> **GIVEN REQUEST**
Retype all material exactly. Pictures stay out of the copy.

> **STORED RECORDS**
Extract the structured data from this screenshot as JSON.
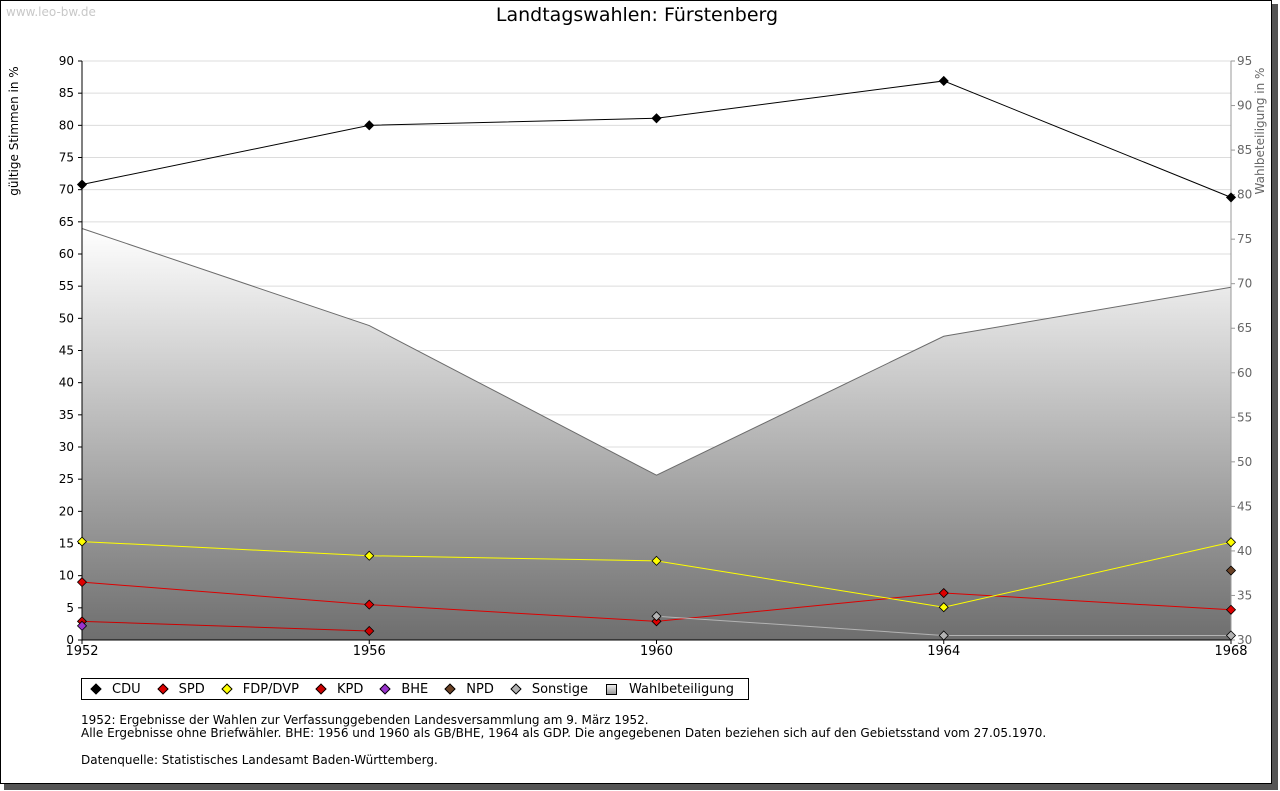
{
  "watermark": "www.leo-bw.de",
  "chart_data": {
    "type": "line",
    "title": "Landtagswahlen: Fürstenberg",
    "xlabel": "",
    "ylabel": "gültige Stimmen in %",
    "y2label": "Wahlbeteiligung in %",
    "categories": [
      "1952",
      "1956",
      "1960",
      "1964",
      "1968"
    ],
    "ylim": [
      0,
      90
    ],
    "y_ticks": [
      0,
      5,
      10,
      15,
      20,
      25,
      30,
      35,
      40,
      45,
      50,
      55,
      60,
      65,
      70,
      75,
      80,
      85,
      90
    ],
    "y2lim": [
      30,
      95
    ],
    "y2_ticks": [
      30,
      35,
      40,
      45,
      50,
      55,
      60,
      65,
      70,
      75,
      80,
      85,
      90,
      95
    ],
    "grid": true,
    "legend_position": "bottom",
    "series": [
      {
        "name": "Wahlbeteiligung",
        "axis": "right",
        "kind": "area",
        "color": "#a6a6a6",
        "values": [
          76.2,
          65.3,
          48.5,
          64.1,
          69.6
        ]
      },
      {
        "name": "CDU",
        "color": "#000000",
        "values": [
          70.8,
          80.0,
          81.1,
          86.9,
          68.8
        ]
      },
      {
        "name": "SPD",
        "color": "#dd0000",
        "values": [
          9.0,
          5.5,
          2.9,
          7.3,
          4.7
        ]
      },
      {
        "name": "FDP/DVP",
        "color": "#ffff00",
        "values": [
          15.3,
          13.1,
          12.3,
          5.1,
          15.2
        ]
      },
      {
        "name": "KPD",
        "color": "#cc0000",
        "values": [
          2.9,
          1.4,
          null,
          null,
          null
        ]
      },
      {
        "name": "BHE",
        "color": "#9933cc",
        "values": [
          2.2,
          null,
          null,
          null,
          null
        ]
      },
      {
        "name": "NPD",
        "color": "#6b4226",
        "values": [
          null,
          null,
          null,
          null,
          10.8
        ]
      },
      {
        "name": "Sonstige",
        "color": "#b3b3b3",
        "values": [
          null,
          null,
          3.7,
          0.7,
          0.7
        ]
      }
    ]
  },
  "legend": [
    {
      "label": "CDU",
      "color": "#000000",
      "shape": "diamond"
    },
    {
      "label": "SPD",
      "color": "#dd0000",
      "shape": "diamond"
    },
    {
      "label": "FDP/DVP",
      "color": "#ffff00",
      "shape": "diamond"
    },
    {
      "label": "KPD",
      "color": "#cc0000",
      "shape": "diamond"
    },
    {
      "label": "BHE",
      "color": "#9933cc",
      "shape": "diamond"
    },
    {
      "label": "NPD",
      "color": "#6b4226",
      "shape": "diamond"
    },
    {
      "label": "Sonstige",
      "color": "#b3b3b3",
      "shape": "diamond"
    },
    {
      "label": "Wahlbeteiligung",
      "color": "#a6a6a6",
      "shape": "square"
    }
  ],
  "notes": {
    "line1": "1952: Ergebnisse der Wahlen zur Verfassunggebenden Landesversammlung am 9. März 1952.",
    "line2": "Alle Ergebnisse ohne Briefwähler. BHE: 1956 und 1960 als GB/BHE, 1964 als GDP. Die angegebenen Daten beziehen sich auf den Gebietsstand vom 27.05.1970.",
    "source": "Datenquelle: Statistisches Landesamt Baden-Württemberg."
  }
}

> **SOLUTION FOR THIS EXERCISE**
Extract the structured data from this screenshot as JSON.
{
  "watermark": "www.leo-bw.de",
  "chart_data": {
    "type": "line",
    "title": "Landtagswahlen: Fürstenberg",
    "xlabel": "",
    "ylabel": "gültige Stimmen in %",
    "y2label": "Wahlbeteiligung in %",
    "categories": [
      "1952",
      "1956",
      "1960",
      "1964",
      "1968"
    ],
    "ylim": [
      0,
      90
    ],
    "y_ticks": [
      0,
      5,
      10,
      15,
      20,
      25,
      30,
      35,
      40,
      45,
      50,
      55,
      60,
      65,
      70,
      75,
      80,
      85,
      90
    ],
    "y2lim": [
      30,
      95
    ],
    "y2_ticks": [
      30,
      35,
      40,
      45,
      50,
      55,
      60,
      65,
      70,
      75,
      80,
      85,
      90,
      95
    ],
    "grid": true,
    "legend_position": "bottom",
    "series": [
      {
        "name": "Wahlbeteiligung",
        "axis": "right",
        "kind": "area",
        "color": "#a6a6a6",
        "values": [
          76.2,
          65.3,
          48.5,
          64.1,
          69.6
        ]
      },
      {
        "name": "CDU",
        "color": "#000000",
        "values": [
          70.8,
          80.0,
          81.1,
          86.9,
          68.8
        ]
      },
      {
        "name": "SPD",
        "color": "#dd0000",
        "values": [
          9.0,
          5.5,
          2.9,
          7.3,
          4.7
        ]
      },
      {
        "name": "FDP/DVP",
        "color": "#ffff00",
        "values": [
          15.3,
          13.1,
          12.3,
          5.1,
          15.2
        ]
      },
      {
        "name": "KPD",
        "color": "#cc0000",
        "values": [
          2.9,
          1.4,
          null,
          null,
          null
        ]
      },
      {
        "name": "BHE",
        "color": "#9933cc",
        "values": [
          2.2,
          null,
          null,
          null,
          null
        ]
      },
      {
        "name": "NPD",
        "color": "#6b4226",
        "values": [
          null,
          null,
          null,
          null,
          10.8
        ]
      },
      {
        "name": "Sonstige",
        "color": "#b3b3b3",
        "values": [
          null,
          null,
          3.7,
          0.7,
          0.7
        ]
      }
    ]
  },
  "legend": [
    {
      "label": "CDU",
      "color": "#000000",
      "shape": "diamond"
    },
    {
      "label": "SPD",
      "color": "#dd0000",
      "shape": "diamond"
    },
    {
      "label": "FDP/DVP",
      "color": "#ffff00",
      "shape": "diamond"
    },
    {
      "label": "KPD",
      "color": "#cc0000",
      "shape": "diamond"
    },
    {
      "label": "BHE",
      "color": "#9933cc",
      "shape": "diamond"
    },
    {
      "label": "NPD",
      "color": "#6b4226",
      "shape": "diamond"
    },
    {
      "label": "Sonstige",
      "color": "#b3b3b3",
      "shape": "diamond"
    },
    {
      "label": "Wahlbeteiligung",
      "color": "#a6a6a6",
      "shape": "square"
    }
  ],
  "notes": {
    "line1": "1952: Ergebnisse der Wahlen zur Verfassunggebenden Landesversammlung am 9. März 1952.",
    "line2": "Alle Ergebnisse ohne Briefwähler. BHE: 1956 und 1960 als GB/BHE, 1964 als GDP. Die angegebenen Daten beziehen sich auf den Gebietsstand vom 27.05.1970.",
    "source": "Datenquelle: Statistisches Landesamt Baden-Württemberg."
  }
}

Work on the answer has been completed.